-- start Task material --

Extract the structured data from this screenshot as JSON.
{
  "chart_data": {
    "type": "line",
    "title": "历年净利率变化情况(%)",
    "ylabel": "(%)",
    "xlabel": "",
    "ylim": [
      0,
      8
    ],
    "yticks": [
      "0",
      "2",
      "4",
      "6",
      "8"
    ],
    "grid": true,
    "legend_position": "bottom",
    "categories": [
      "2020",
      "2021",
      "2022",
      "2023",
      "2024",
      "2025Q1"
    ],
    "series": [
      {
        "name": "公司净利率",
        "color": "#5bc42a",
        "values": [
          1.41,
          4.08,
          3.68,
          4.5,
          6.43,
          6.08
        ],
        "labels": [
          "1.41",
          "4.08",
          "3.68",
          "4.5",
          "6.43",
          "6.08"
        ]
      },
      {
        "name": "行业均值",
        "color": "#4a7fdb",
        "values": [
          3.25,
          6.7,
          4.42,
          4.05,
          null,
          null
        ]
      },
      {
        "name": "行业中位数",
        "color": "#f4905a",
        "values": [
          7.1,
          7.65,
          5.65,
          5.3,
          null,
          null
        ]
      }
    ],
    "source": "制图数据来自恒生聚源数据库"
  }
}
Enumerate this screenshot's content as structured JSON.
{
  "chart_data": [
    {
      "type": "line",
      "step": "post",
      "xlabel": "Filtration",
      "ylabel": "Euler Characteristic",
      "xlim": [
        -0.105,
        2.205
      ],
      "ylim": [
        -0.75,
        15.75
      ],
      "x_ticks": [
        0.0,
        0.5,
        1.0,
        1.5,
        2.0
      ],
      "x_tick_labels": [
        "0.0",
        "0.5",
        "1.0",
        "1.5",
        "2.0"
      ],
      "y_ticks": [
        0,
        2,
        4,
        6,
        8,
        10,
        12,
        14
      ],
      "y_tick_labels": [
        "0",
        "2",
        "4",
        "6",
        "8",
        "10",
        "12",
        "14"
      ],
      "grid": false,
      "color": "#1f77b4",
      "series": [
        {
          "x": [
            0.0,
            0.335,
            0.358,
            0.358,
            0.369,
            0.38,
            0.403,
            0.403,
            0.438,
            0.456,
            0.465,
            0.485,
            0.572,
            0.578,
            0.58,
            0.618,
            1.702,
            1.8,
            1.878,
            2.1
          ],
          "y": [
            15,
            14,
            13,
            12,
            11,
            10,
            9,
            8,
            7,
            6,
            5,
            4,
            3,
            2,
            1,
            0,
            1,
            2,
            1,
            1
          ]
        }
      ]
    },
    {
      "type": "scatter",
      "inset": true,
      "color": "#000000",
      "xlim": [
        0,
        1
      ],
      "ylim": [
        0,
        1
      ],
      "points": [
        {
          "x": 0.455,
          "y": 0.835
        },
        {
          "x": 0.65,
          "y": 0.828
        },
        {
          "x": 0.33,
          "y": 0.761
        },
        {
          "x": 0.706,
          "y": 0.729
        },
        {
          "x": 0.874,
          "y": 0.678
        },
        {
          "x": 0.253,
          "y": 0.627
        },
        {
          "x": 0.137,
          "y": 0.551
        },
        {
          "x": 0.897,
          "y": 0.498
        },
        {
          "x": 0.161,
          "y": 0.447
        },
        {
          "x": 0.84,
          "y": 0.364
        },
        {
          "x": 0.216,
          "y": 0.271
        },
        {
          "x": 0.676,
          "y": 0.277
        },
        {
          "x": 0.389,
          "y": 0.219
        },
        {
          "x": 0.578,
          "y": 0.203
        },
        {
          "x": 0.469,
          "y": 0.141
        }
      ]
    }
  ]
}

-- end Task material --

- _Your instructions_
Copy every record above exactly as it appears.

- _Answer below_
Extract the structured data from this screenshot as JSON.
{
  "chart_data": {
    "type": "line",
    "title": "历年净利率变化情况(%)",
    "ylabel": "(%)",
    "xlabel": "",
    "ylim": [
      0,
      8
    ],
    "yticks": [
      "0",
      "2",
      "4",
      "6",
      "8"
    ],
    "grid": true,
    "legend_position": "bottom",
    "categories": [
      "2020",
      "2021",
      "2022",
      "2023",
      "2024",
      "2025Q1"
    ],
    "series": [
      {
        "name": "公司净利率",
        "color": "#5bc42a",
        "values": [
          1.41,
          4.08,
          3.68,
          4.5,
          6.43,
          6.08
        ],
        "labels": [
          "1.41",
          "4.08",
          "3.68",
          "4.5",
          "6.43",
          "6.08"
        ]
      },
      {
        "name": "行业均值",
        "color": "#4a7fdb",
        "values": [
          3.25,
          6.7,
          4.42,
          4.05,
          null,
          null
        ]
      },
      {
        "name": "行业中位数",
        "color": "#f4905a",
        "values": [
          7.1,
          7.65,
          5.65,
          5.3,
          null,
          null
        ]
      }
    ],
    "source": "制图数据来自恒生聚源数据库"
  }
}
Enumerate this screenshot's content as structured JSON.
{
  "chart_data": [
    {
      "type": "line",
      "step": "post",
      "xlabel": "Filtration",
      "ylabel": "Euler Characteristic",
      "xlim": [
        -0.105,
        2.205
      ],
      "ylim": [
        -0.75,
        15.75
      ],
      "x_ticks": [
        0.0,
        0.5,
        1.0,
        1.5,
        2.0
      ],
      "x_tick_labels": [
        "0.0",
        "0.5",
        "1.0",
        "1.5",
        "2.0"
      ],
      "y_ticks": [
        0,
        2,
        4,
        6,
        8,
        10,
        12,
        14
      ],
      "y_tick_labels": [
        "0",
        "2",
        "4",
        "6",
        "8",
        "10",
        "12",
        "14"
      ],
      "grid": false,
      "color": "#1f77b4",
      "series": [
        {
          "x": [
            0.0,
            0.335,
            0.358,
            0.358,
            0.369,
            0.38,
            0.403,
            0.403,
            0.438,
            0.456,
            0.465,
            0.485,
            0.572,
            0.578,
            0.58,
            0.618,
            1.702,
            1.8,
            1.878,
            2.1
          ],
          "y": [
            15,
            14,
            13,
            12,
            11,
            10,
            9,
            8,
            7,
            6,
            5,
            4,
            3,
            2,
            1,
            0,
            1,
            2,
            1,
            1
          ]
        }
      ]
    },
    {
      "type": "scatter",
      "inset": true,
      "color": "#000000",
      "xlim": [
        0,
        1
      ],
      "ylim": [
        0,
        1
      ],
      "points": [
        {
          "x": 0.455,
          "y": 0.835
        },
        {
          "x": 0.65,
          "y": 0.828
        },
        {
          "x": 0.33,
          "y": 0.761
        },
        {
          "x": 0.706,
          "y": 0.729
        },
        {
          "x": 0.874,
          "y": 0.678
        },
        {
          "x": 0.253,
          "y": 0.627
        },
        {
          "x": 0.137,
          "y": 0.551
        },
        {
          "x": 0.897,
          "y": 0.498
        },
        {
          "x": 0.161,
          "y": 0.447
        },
        {
          "x": 0.84,
          "y": 0.364
        },
        {
          "x": 0.216,
          "y": 0.271
        },
        {
          "x": 0.676,
          "y": 0.277
        },
        {
          "x": 0.389,
          "y": 0.219
        },
        {
          "x": 0.578,
          "y": 0.203
        },
        {
          "x": 0.469,
          "y": 0.141
        }
      ]
    }
  ]
}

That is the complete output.